── Data excerpts ──

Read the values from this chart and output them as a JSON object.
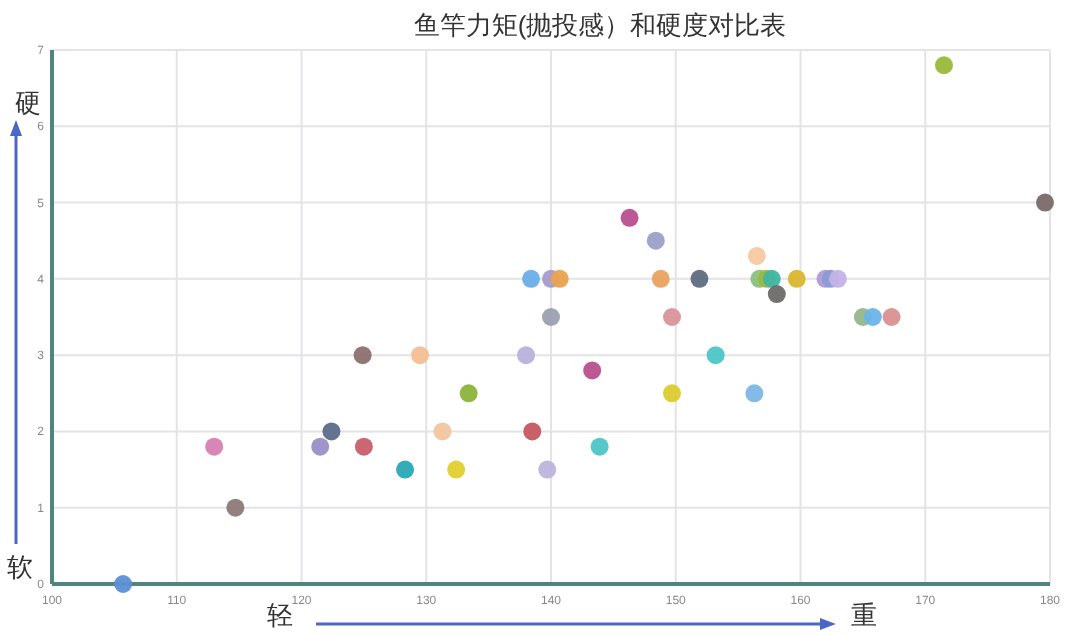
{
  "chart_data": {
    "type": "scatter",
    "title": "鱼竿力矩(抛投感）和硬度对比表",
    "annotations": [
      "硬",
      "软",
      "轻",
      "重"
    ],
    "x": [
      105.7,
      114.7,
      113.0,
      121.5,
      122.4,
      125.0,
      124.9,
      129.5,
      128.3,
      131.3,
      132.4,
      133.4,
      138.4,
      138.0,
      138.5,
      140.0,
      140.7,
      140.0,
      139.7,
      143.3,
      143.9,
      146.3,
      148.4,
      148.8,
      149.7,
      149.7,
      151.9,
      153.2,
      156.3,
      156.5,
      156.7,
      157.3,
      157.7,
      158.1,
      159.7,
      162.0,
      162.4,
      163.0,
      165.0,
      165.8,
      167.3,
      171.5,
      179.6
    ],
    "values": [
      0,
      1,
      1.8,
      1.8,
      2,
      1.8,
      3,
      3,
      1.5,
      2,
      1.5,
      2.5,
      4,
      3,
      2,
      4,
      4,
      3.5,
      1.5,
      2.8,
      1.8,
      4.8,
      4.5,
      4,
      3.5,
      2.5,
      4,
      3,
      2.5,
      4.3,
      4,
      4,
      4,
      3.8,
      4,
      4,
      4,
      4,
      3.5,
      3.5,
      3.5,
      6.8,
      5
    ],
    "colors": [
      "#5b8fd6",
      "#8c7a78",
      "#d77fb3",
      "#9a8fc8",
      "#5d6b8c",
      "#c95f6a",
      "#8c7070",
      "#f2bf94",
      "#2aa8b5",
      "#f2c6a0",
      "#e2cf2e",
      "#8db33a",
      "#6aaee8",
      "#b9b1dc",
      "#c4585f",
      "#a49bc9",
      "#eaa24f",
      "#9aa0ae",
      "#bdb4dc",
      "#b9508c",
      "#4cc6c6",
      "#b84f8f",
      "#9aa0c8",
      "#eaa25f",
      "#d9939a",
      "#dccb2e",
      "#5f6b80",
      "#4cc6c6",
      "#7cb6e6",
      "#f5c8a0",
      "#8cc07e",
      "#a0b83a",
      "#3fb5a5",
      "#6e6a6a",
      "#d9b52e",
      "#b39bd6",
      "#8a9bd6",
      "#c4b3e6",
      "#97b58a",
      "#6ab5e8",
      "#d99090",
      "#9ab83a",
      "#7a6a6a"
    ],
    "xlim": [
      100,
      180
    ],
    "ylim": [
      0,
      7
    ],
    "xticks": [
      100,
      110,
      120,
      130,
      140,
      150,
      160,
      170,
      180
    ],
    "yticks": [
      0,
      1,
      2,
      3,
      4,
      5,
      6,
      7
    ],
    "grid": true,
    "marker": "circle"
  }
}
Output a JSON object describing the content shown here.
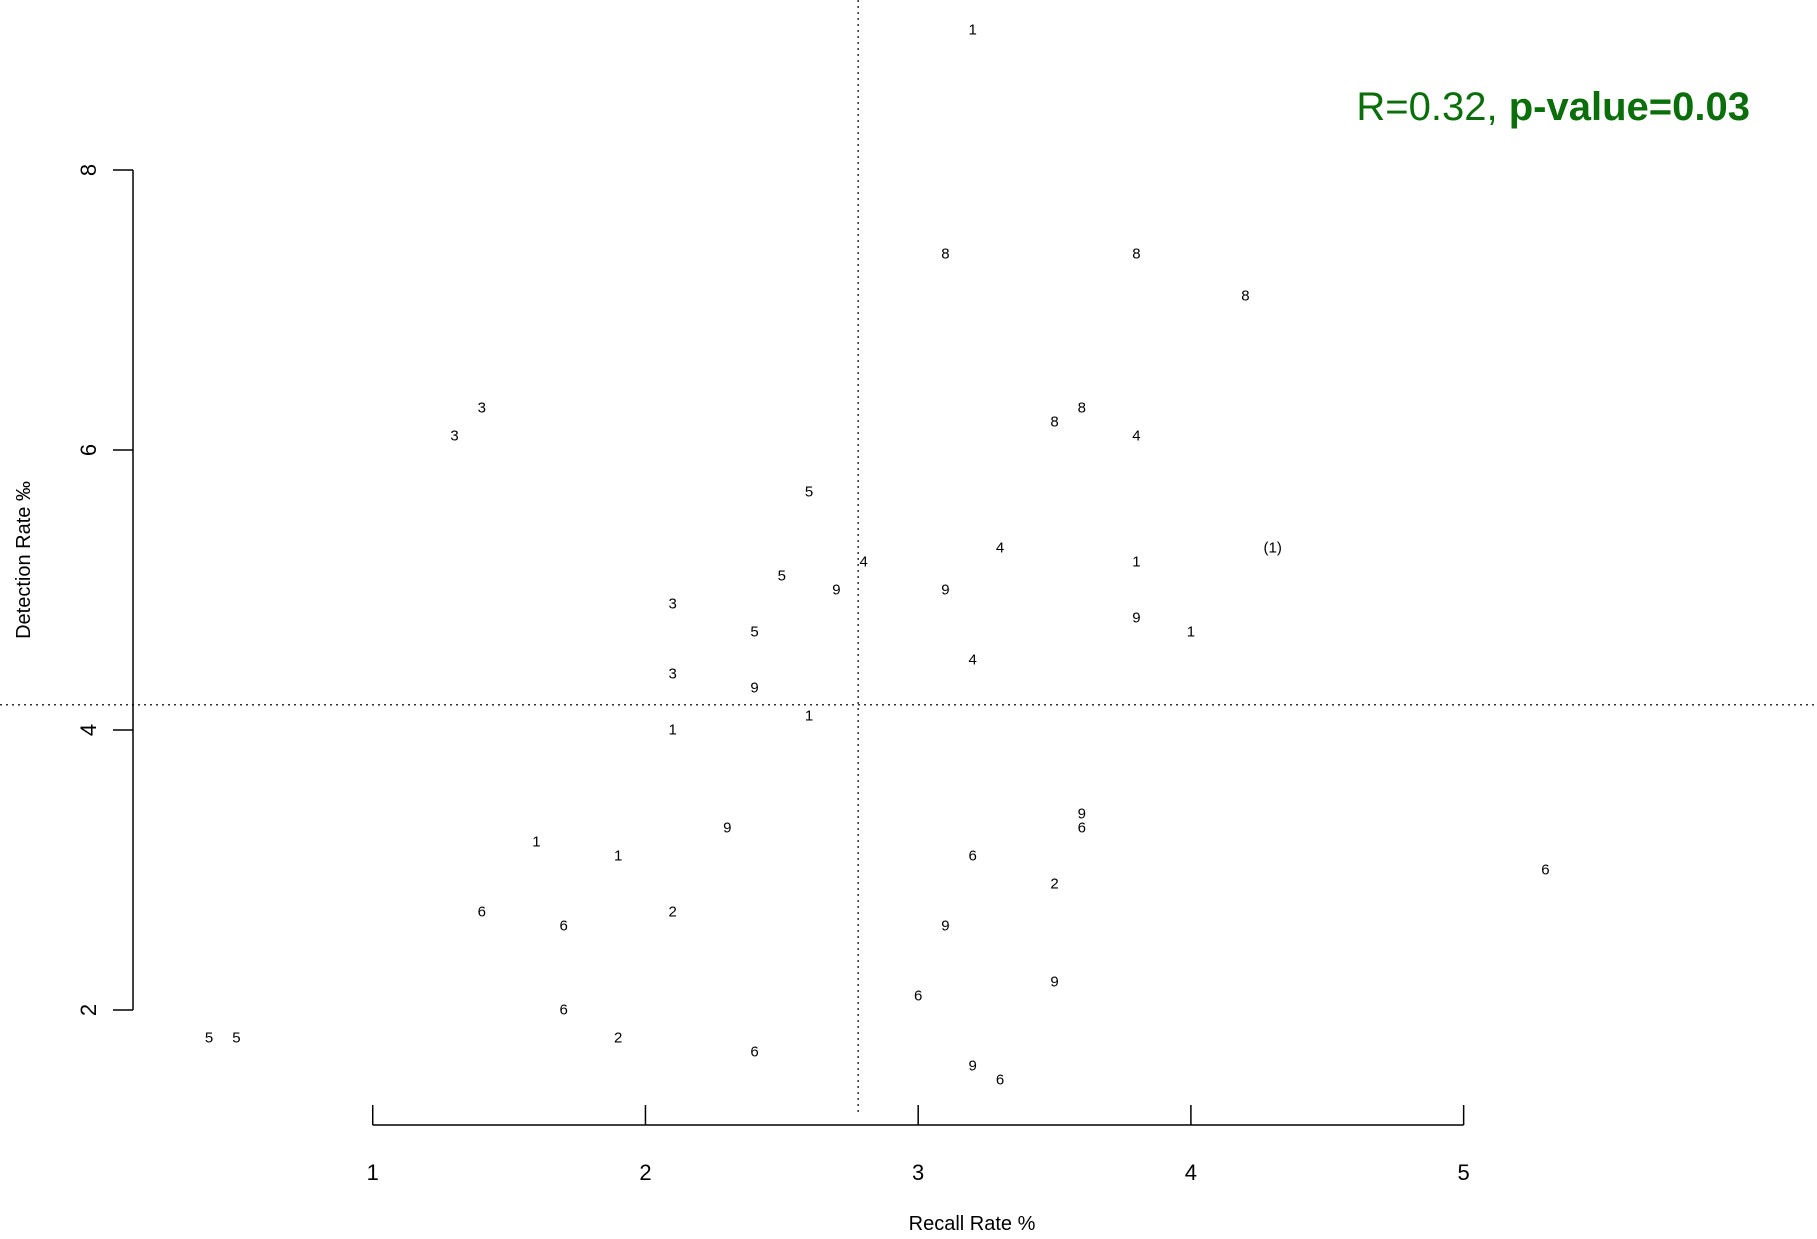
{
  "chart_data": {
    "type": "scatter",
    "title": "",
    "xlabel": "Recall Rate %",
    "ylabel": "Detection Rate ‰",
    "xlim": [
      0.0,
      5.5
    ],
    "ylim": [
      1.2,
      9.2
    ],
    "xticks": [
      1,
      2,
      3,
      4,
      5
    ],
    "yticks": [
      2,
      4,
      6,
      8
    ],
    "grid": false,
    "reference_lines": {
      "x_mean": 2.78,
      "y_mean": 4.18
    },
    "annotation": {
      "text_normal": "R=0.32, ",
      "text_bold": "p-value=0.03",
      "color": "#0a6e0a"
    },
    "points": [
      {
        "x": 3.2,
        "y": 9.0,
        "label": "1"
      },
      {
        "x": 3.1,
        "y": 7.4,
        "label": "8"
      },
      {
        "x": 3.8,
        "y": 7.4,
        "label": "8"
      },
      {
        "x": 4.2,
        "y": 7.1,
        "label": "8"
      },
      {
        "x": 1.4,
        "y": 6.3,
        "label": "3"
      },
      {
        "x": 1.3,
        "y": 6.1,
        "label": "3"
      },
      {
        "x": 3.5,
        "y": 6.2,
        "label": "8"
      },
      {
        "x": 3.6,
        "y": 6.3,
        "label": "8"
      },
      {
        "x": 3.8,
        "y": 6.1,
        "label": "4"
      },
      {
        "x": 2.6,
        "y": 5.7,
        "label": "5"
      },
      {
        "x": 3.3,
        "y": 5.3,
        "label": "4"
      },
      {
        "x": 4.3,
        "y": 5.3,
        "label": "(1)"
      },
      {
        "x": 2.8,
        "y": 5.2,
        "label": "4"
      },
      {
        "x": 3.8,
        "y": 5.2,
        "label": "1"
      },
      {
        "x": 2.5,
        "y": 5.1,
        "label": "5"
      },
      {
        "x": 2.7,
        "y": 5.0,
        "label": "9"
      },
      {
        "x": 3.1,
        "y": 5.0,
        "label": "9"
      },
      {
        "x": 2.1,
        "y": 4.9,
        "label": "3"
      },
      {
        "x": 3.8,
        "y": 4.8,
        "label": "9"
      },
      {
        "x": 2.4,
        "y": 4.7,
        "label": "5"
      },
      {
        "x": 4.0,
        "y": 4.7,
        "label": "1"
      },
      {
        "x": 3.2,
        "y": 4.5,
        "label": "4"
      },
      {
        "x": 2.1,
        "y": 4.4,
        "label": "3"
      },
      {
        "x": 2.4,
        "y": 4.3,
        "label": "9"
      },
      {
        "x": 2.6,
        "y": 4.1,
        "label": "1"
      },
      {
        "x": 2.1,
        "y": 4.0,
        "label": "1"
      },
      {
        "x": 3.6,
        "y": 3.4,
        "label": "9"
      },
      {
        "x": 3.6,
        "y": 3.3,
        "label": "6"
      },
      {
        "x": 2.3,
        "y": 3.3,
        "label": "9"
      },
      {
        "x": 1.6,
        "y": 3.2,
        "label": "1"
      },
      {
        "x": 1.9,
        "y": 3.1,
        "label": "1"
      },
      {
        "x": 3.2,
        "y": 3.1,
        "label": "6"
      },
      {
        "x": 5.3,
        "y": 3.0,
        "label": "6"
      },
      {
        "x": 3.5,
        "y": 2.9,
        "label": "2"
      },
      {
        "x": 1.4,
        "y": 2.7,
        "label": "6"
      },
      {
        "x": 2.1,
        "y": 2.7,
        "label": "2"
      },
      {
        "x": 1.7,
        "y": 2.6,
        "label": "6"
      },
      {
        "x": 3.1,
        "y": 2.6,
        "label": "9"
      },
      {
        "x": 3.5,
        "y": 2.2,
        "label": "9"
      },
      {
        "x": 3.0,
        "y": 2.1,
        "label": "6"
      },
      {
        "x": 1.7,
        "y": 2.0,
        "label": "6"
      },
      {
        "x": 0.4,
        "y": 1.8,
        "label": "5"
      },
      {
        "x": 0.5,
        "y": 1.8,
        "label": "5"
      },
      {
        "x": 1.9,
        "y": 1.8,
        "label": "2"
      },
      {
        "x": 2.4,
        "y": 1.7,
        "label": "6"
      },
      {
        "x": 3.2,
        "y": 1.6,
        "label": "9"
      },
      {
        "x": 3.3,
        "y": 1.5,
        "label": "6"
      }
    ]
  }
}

───

◆ Aim ◆
Pictures are excluded; output everything else in the data verbatim.

◆ Solution to the problem ◆
Read the values from this chart and output them as a JSON object.
{
  "chart_data": {
    "type": "scatter",
    "title": "鱼竿力矩(抛投感）和硬度对比表",
    "annotations": [
      "硬",
      "软",
      "轻",
      "重"
    ],
    "x": [
      105.7,
      114.7,
      113.0,
      121.5,
      122.4,
      125.0,
      124.9,
      129.5,
      128.3,
      131.3,
      132.4,
      133.4,
      138.4,
      138.0,
      138.5,
      140.0,
      140.7,
      140.0,
      139.7,
      143.3,
      143.9,
      146.3,
      148.4,
      148.8,
      149.7,
      149.7,
      151.9,
      153.2,
      156.3,
      156.5,
      156.7,
      157.3,
      157.7,
      158.1,
      159.7,
      162.0,
      162.4,
      163.0,
      165.0,
      165.8,
      167.3,
      171.5,
      179.6
    ],
    "values": [
      0,
      1,
      1.8,
      1.8,
      2,
      1.8,
      3,
      3,
      1.5,
      2,
      1.5,
      2.5,
      4,
      3,
      2,
      4,
      4,
      3.5,
      1.5,
      2.8,
      1.8,
      4.8,
      4.5,
      4,
      3.5,
      2.5,
      4,
      3,
      2.5,
      4.3,
      4,
      4,
      4,
      3.8,
      4,
      4,
      4,
      4,
      3.5,
      3.5,
      3.5,
      6.8,
      5
    ],
    "colors": [
      "#5b8fd6",
      "#8c7a78",
      "#d77fb3",
      "#9a8fc8",
      "#5d6b8c",
      "#c95f6a",
      "#8c7070",
      "#f2bf94",
      "#2aa8b5",
      "#f2c6a0",
      "#e2cf2e",
      "#8db33a",
      "#6aaee8",
      "#b9b1dc",
      "#c4585f",
      "#a49bc9",
      "#eaa24f",
      "#9aa0ae",
      "#bdb4dc",
      "#b9508c",
      "#4cc6c6",
      "#b84f8f",
      "#9aa0c8",
      "#eaa25f",
      "#d9939a",
      "#dccb2e",
      "#5f6b80",
      "#4cc6c6",
      "#7cb6e6",
      "#f5c8a0",
      "#8cc07e",
      "#a0b83a",
      "#3fb5a5",
      "#6e6a6a",
      "#d9b52e",
      "#b39bd6",
      "#8a9bd6",
      "#c4b3e6",
      "#97b58a",
      "#6ab5e8",
      "#d99090",
      "#9ab83a",
      "#7a6a6a"
    ],
    "xlim": [
      100,
      180
    ],
    "ylim": [
      0,
      7
    ],
    "xticks": [
      100,
      110,
      120,
      130,
      140,
      150,
      160,
      170,
      180
    ],
    "yticks": [
      0,
      1,
      2,
      3,
      4,
      5,
      6,
      7
    ],
    "grid": true,
    "marker": "circle"
  }
}
Output a JSON object describing the content shown here.
{
  "chart_data": {
    "type": "scatter",
    "title": "",
    "xlabel": "Recall Rate %",
    "ylabel": "Detection Rate ‰",
    "xlim": [
      0.0,
      5.5
    ],
    "ylim": [
      1.2,
      9.2
    ],
    "xticks": [
      1,
      2,
      3,
      4,
      5
    ],
    "yticks": [
      2,
      4,
      6,
      8
    ],
    "grid": false,
    "reference_lines": {
      "x_mean": 2.78,
      "y_mean": 4.18
    },
    "annotation": {
      "text_normal": "R=0.32, ",
      "text_bold": "p-value=0.03",
      "color": "#0a6e0a"
    },
    "points": [
      {
        "x": 3.2,
        "y": 9.0,
        "label": "1"
      },
      {
        "x": 3.1,
        "y": 7.4,
        "label": "8"
      },
      {
        "x": 3.8,
        "y": 7.4,
        "label": "8"
      },
      {
        "x": 4.2,
        "y": 7.1,
        "label": "8"
      },
      {
        "x": 1.4,
        "y": 6.3,
        "label": "3"
      },
      {
        "x": 1.3,
        "y": 6.1,
        "label": "3"
      },
      {
        "x": 3.5,
        "y": 6.2,
        "label": "8"
      },
      {
        "x": 3.6,
        "y": 6.3,
        "label": "8"
      },
      {
        "x": 3.8,
        "y": 6.1,
        "label": "4"
      },
      {
        "x": 2.6,
        "y": 5.7,
        "label": "5"
      },
      {
        "x": 3.3,
        "y": 5.3,
        "label": "4"
      },
      {
        "x": 4.3,
        "y": 5.3,
        "label": "(1)"
      },
      {
        "x": 2.8,
        "y": 5.2,
        "label": "4"
      },
      {
        "x": 3.8,
        "y": 5.2,
        "label": "1"
      },
      {
        "x": 2.5,
        "y": 5.1,
        "label": "5"
      },
      {
        "x": 2.7,
        "y": 5.0,
        "label": "9"
      },
      {
        "x": 3.1,
        "y": 5.0,
        "label": "9"
      },
      {
        "x": 2.1,
        "y": 4.9,
        "label": "3"
      },
      {
        "x": 3.8,
        "y": 4.8,
        "label": "9"
      },
      {
        "x": 2.4,
        "y": 4.7,
        "label": "5"
      },
      {
        "x": 4.0,
        "y": 4.7,
        "label": "1"
      },
      {
        "x": 3.2,
        "y": 4.5,
        "label": "4"
      },
      {
        "x": 2.1,
        "y": 4.4,
        "label": "3"
      },
      {
        "x": 2.4,
        "y": 4.3,
        "label": "9"
      },
      {
        "x": 2.6,
        "y": 4.1,
        "label": "1"
      },
      {
        "x": 2.1,
        "y": 4.0,
        "label": "1"
      },
      {
        "x": 3.6,
        "y": 3.4,
        "label": "9"
      },
      {
        "x": 3.6,
        "y": 3.3,
        "label": "6"
      },
      {
        "x": 2.3,
        "y": 3.3,
        "label": "9"
      },
      {
        "x": 1.6,
        "y": 3.2,
        "label": "1"
      },
      {
        "x": 1.9,
        "y": 3.1,
        "label": "1"
      },
      {
        "x": 3.2,
        "y": 3.1,
        "label": "6"
      },
      {
        "x": 5.3,
        "y": 3.0,
        "label": "6"
      },
      {
        "x": 3.5,
        "y": 2.9,
        "label": "2"
      },
      {
        "x": 1.4,
        "y": 2.7,
        "label": "6"
      },
      {
        "x": 2.1,
        "y": 2.7,
        "label": "2"
      },
      {
        "x": 1.7,
        "y": 2.6,
        "label": "6"
      },
      {
        "x": 3.1,
        "y": 2.6,
        "label": "9"
      },
      {
        "x": 3.5,
        "y": 2.2,
        "label": "9"
      },
      {
        "x": 3.0,
        "y": 2.1,
        "label": "6"
      },
      {
        "x": 1.7,
        "y": 2.0,
        "label": "6"
      },
      {
        "x": 0.4,
        "y": 1.8,
        "label": "5"
      },
      {
        "x": 0.5,
        "y": 1.8,
        "label": "5"
      },
      {
        "x": 1.9,
        "y": 1.8,
        "label": "2"
      },
      {
        "x": 2.4,
        "y": 1.7,
        "label": "6"
      },
      {
        "x": 3.2,
        "y": 1.6,
        "label": "9"
      },
      {
        "x": 3.3,
        "y": 1.5,
        "label": "6"
      }
    ]
  }
}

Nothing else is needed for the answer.